+++ MATERIAL FOR THIS EXERCISE +++
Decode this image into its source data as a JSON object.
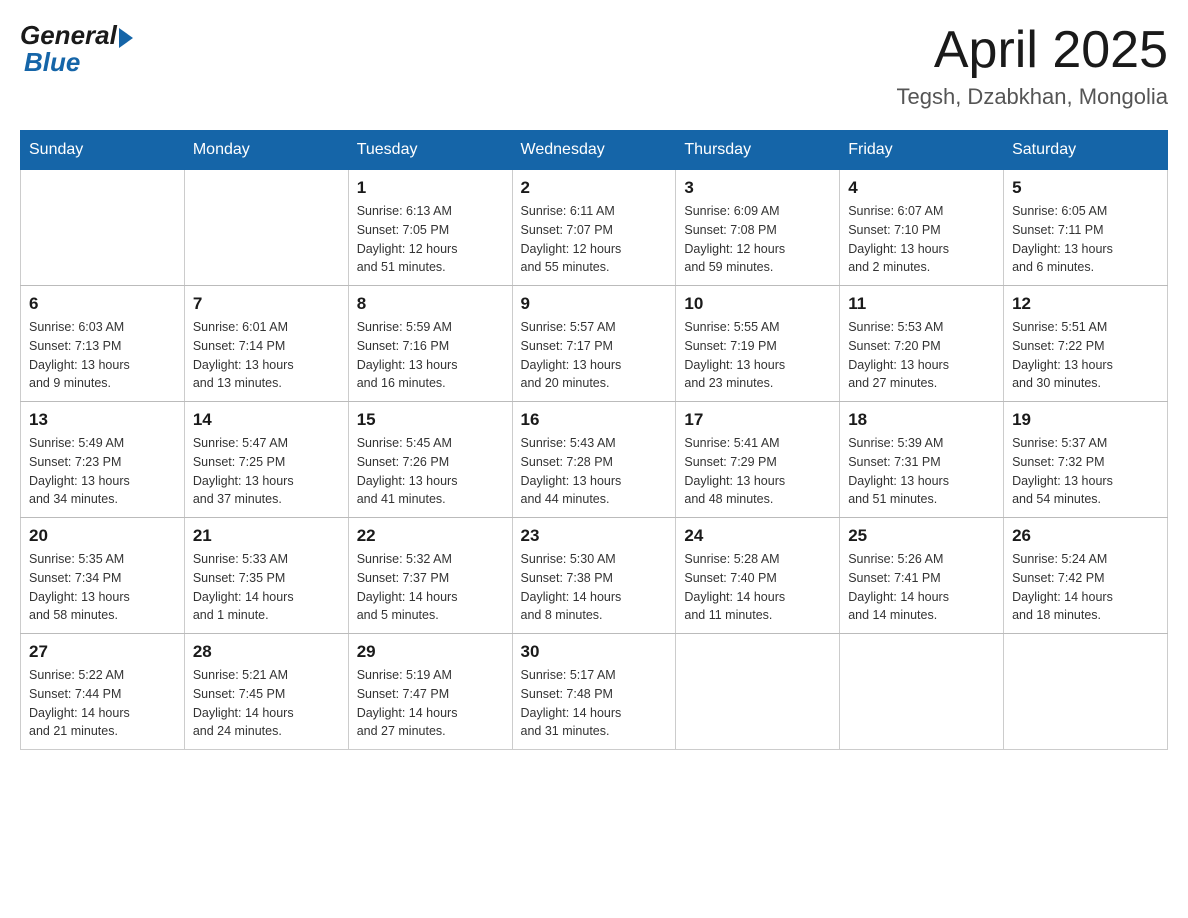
{
  "logo": {
    "general": "General",
    "blue": "Blue"
  },
  "title": "April 2025",
  "location": "Tegsh, Dzabkhan, Mongolia",
  "days_of_week": [
    "Sunday",
    "Monday",
    "Tuesday",
    "Wednesday",
    "Thursday",
    "Friday",
    "Saturday"
  ],
  "weeks": [
    [
      {
        "day": "",
        "info": ""
      },
      {
        "day": "",
        "info": ""
      },
      {
        "day": "1",
        "info": "Sunrise: 6:13 AM\nSunset: 7:05 PM\nDaylight: 12 hours\nand 51 minutes."
      },
      {
        "day": "2",
        "info": "Sunrise: 6:11 AM\nSunset: 7:07 PM\nDaylight: 12 hours\nand 55 minutes."
      },
      {
        "day": "3",
        "info": "Sunrise: 6:09 AM\nSunset: 7:08 PM\nDaylight: 12 hours\nand 59 minutes."
      },
      {
        "day": "4",
        "info": "Sunrise: 6:07 AM\nSunset: 7:10 PM\nDaylight: 13 hours\nand 2 minutes."
      },
      {
        "day": "5",
        "info": "Sunrise: 6:05 AM\nSunset: 7:11 PM\nDaylight: 13 hours\nand 6 minutes."
      }
    ],
    [
      {
        "day": "6",
        "info": "Sunrise: 6:03 AM\nSunset: 7:13 PM\nDaylight: 13 hours\nand 9 minutes."
      },
      {
        "day": "7",
        "info": "Sunrise: 6:01 AM\nSunset: 7:14 PM\nDaylight: 13 hours\nand 13 minutes."
      },
      {
        "day": "8",
        "info": "Sunrise: 5:59 AM\nSunset: 7:16 PM\nDaylight: 13 hours\nand 16 minutes."
      },
      {
        "day": "9",
        "info": "Sunrise: 5:57 AM\nSunset: 7:17 PM\nDaylight: 13 hours\nand 20 minutes."
      },
      {
        "day": "10",
        "info": "Sunrise: 5:55 AM\nSunset: 7:19 PM\nDaylight: 13 hours\nand 23 minutes."
      },
      {
        "day": "11",
        "info": "Sunrise: 5:53 AM\nSunset: 7:20 PM\nDaylight: 13 hours\nand 27 minutes."
      },
      {
        "day": "12",
        "info": "Sunrise: 5:51 AM\nSunset: 7:22 PM\nDaylight: 13 hours\nand 30 minutes."
      }
    ],
    [
      {
        "day": "13",
        "info": "Sunrise: 5:49 AM\nSunset: 7:23 PM\nDaylight: 13 hours\nand 34 minutes."
      },
      {
        "day": "14",
        "info": "Sunrise: 5:47 AM\nSunset: 7:25 PM\nDaylight: 13 hours\nand 37 minutes."
      },
      {
        "day": "15",
        "info": "Sunrise: 5:45 AM\nSunset: 7:26 PM\nDaylight: 13 hours\nand 41 minutes."
      },
      {
        "day": "16",
        "info": "Sunrise: 5:43 AM\nSunset: 7:28 PM\nDaylight: 13 hours\nand 44 minutes."
      },
      {
        "day": "17",
        "info": "Sunrise: 5:41 AM\nSunset: 7:29 PM\nDaylight: 13 hours\nand 48 minutes."
      },
      {
        "day": "18",
        "info": "Sunrise: 5:39 AM\nSunset: 7:31 PM\nDaylight: 13 hours\nand 51 minutes."
      },
      {
        "day": "19",
        "info": "Sunrise: 5:37 AM\nSunset: 7:32 PM\nDaylight: 13 hours\nand 54 minutes."
      }
    ],
    [
      {
        "day": "20",
        "info": "Sunrise: 5:35 AM\nSunset: 7:34 PM\nDaylight: 13 hours\nand 58 minutes."
      },
      {
        "day": "21",
        "info": "Sunrise: 5:33 AM\nSunset: 7:35 PM\nDaylight: 14 hours\nand 1 minute."
      },
      {
        "day": "22",
        "info": "Sunrise: 5:32 AM\nSunset: 7:37 PM\nDaylight: 14 hours\nand 5 minutes."
      },
      {
        "day": "23",
        "info": "Sunrise: 5:30 AM\nSunset: 7:38 PM\nDaylight: 14 hours\nand 8 minutes."
      },
      {
        "day": "24",
        "info": "Sunrise: 5:28 AM\nSunset: 7:40 PM\nDaylight: 14 hours\nand 11 minutes."
      },
      {
        "day": "25",
        "info": "Sunrise: 5:26 AM\nSunset: 7:41 PM\nDaylight: 14 hours\nand 14 minutes."
      },
      {
        "day": "26",
        "info": "Sunrise: 5:24 AM\nSunset: 7:42 PM\nDaylight: 14 hours\nand 18 minutes."
      }
    ],
    [
      {
        "day": "27",
        "info": "Sunrise: 5:22 AM\nSunset: 7:44 PM\nDaylight: 14 hours\nand 21 minutes."
      },
      {
        "day": "28",
        "info": "Sunrise: 5:21 AM\nSunset: 7:45 PM\nDaylight: 14 hours\nand 24 minutes."
      },
      {
        "day": "29",
        "info": "Sunrise: 5:19 AM\nSunset: 7:47 PM\nDaylight: 14 hours\nand 27 minutes."
      },
      {
        "day": "30",
        "info": "Sunrise: 5:17 AM\nSunset: 7:48 PM\nDaylight: 14 hours\nand 31 minutes."
      },
      {
        "day": "",
        "info": ""
      },
      {
        "day": "",
        "info": ""
      },
      {
        "day": "",
        "info": ""
      }
    ]
  ]
}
+++
### WRITTEN REQUEST
Reproduce the listing exactly. Leave its pictures out.

### EXERCISE OUTPUT
Decode this image into its source data as a JSON object.
{
  "logo": {
    "general": "General",
    "blue": "Blue"
  },
  "title": "April 2025",
  "location": "Tegsh, Dzabkhan, Mongolia",
  "days_of_week": [
    "Sunday",
    "Monday",
    "Tuesday",
    "Wednesday",
    "Thursday",
    "Friday",
    "Saturday"
  ],
  "weeks": [
    [
      {
        "day": "",
        "info": ""
      },
      {
        "day": "",
        "info": ""
      },
      {
        "day": "1",
        "info": "Sunrise: 6:13 AM\nSunset: 7:05 PM\nDaylight: 12 hours\nand 51 minutes."
      },
      {
        "day": "2",
        "info": "Sunrise: 6:11 AM\nSunset: 7:07 PM\nDaylight: 12 hours\nand 55 minutes."
      },
      {
        "day": "3",
        "info": "Sunrise: 6:09 AM\nSunset: 7:08 PM\nDaylight: 12 hours\nand 59 minutes."
      },
      {
        "day": "4",
        "info": "Sunrise: 6:07 AM\nSunset: 7:10 PM\nDaylight: 13 hours\nand 2 minutes."
      },
      {
        "day": "5",
        "info": "Sunrise: 6:05 AM\nSunset: 7:11 PM\nDaylight: 13 hours\nand 6 minutes."
      }
    ],
    [
      {
        "day": "6",
        "info": "Sunrise: 6:03 AM\nSunset: 7:13 PM\nDaylight: 13 hours\nand 9 minutes."
      },
      {
        "day": "7",
        "info": "Sunrise: 6:01 AM\nSunset: 7:14 PM\nDaylight: 13 hours\nand 13 minutes."
      },
      {
        "day": "8",
        "info": "Sunrise: 5:59 AM\nSunset: 7:16 PM\nDaylight: 13 hours\nand 16 minutes."
      },
      {
        "day": "9",
        "info": "Sunrise: 5:57 AM\nSunset: 7:17 PM\nDaylight: 13 hours\nand 20 minutes."
      },
      {
        "day": "10",
        "info": "Sunrise: 5:55 AM\nSunset: 7:19 PM\nDaylight: 13 hours\nand 23 minutes."
      },
      {
        "day": "11",
        "info": "Sunrise: 5:53 AM\nSunset: 7:20 PM\nDaylight: 13 hours\nand 27 minutes."
      },
      {
        "day": "12",
        "info": "Sunrise: 5:51 AM\nSunset: 7:22 PM\nDaylight: 13 hours\nand 30 minutes."
      }
    ],
    [
      {
        "day": "13",
        "info": "Sunrise: 5:49 AM\nSunset: 7:23 PM\nDaylight: 13 hours\nand 34 minutes."
      },
      {
        "day": "14",
        "info": "Sunrise: 5:47 AM\nSunset: 7:25 PM\nDaylight: 13 hours\nand 37 minutes."
      },
      {
        "day": "15",
        "info": "Sunrise: 5:45 AM\nSunset: 7:26 PM\nDaylight: 13 hours\nand 41 minutes."
      },
      {
        "day": "16",
        "info": "Sunrise: 5:43 AM\nSunset: 7:28 PM\nDaylight: 13 hours\nand 44 minutes."
      },
      {
        "day": "17",
        "info": "Sunrise: 5:41 AM\nSunset: 7:29 PM\nDaylight: 13 hours\nand 48 minutes."
      },
      {
        "day": "18",
        "info": "Sunrise: 5:39 AM\nSunset: 7:31 PM\nDaylight: 13 hours\nand 51 minutes."
      },
      {
        "day": "19",
        "info": "Sunrise: 5:37 AM\nSunset: 7:32 PM\nDaylight: 13 hours\nand 54 minutes."
      }
    ],
    [
      {
        "day": "20",
        "info": "Sunrise: 5:35 AM\nSunset: 7:34 PM\nDaylight: 13 hours\nand 58 minutes."
      },
      {
        "day": "21",
        "info": "Sunrise: 5:33 AM\nSunset: 7:35 PM\nDaylight: 14 hours\nand 1 minute."
      },
      {
        "day": "22",
        "info": "Sunrise: 5:32 AM\nSunset: 7:37 PM\nDaylight: 14 hours\nand 5 minutes."
      },
      {
        "day": "23",
        "info": "Sunrise: 5:30 AM\nSunset: 7:38 PM\nDaylight: 14 hours\nand 8 minutes."
      },
      {
        "day": "24",
        "info": "Sunrise: 5:28 AM\nSunset: 7:40 PM\nDaylight: 14 hours\nand 11 minutes."
      },
      {
        "day": "25",
        "info": "Sunrise: 5:26 AM\nSunset: 7:41 PM\nDaylight: 14 hours\nand 14 minutes."
      },
      {
        "day": "26",
        "info": "Sunrise: 5:24 AM\nSunset: 7:42 PM\nDaylight: 14 hours\nand 18 minutes."
      }
    ],
    [
      {
        "day": "27",
        "info": "Sunrise: 5:22 AM\nSunset: 7:44 PM\nDaylight: 14 hours\nand 21 minutes."
      },
      {
        "day": "28",
        "info": "Sunrise: 5:21 AM\nSunset: 7:45 PM\nDaylight: 14 hours\nand 24 minutes."
      },
      {
        "day": "29",
        "info": "Sunrise: 5:19 AM\nSunset: 7:47 PM\nDaylight: 14 hours\nand 27 minutes."
      },
      {
        "day": "30",
        "info": "Sunrise: 5:17 AM\nSunset: 7:48 PM\nDaylight: 14 hours\nand 31 minutes."
      },
      {
        "day": "",
        "info": ""
      },
      {
        "day": "",
        "info": ""
      },
      {
        "day": "",
        "info": ""
      }
    ]
  ]
}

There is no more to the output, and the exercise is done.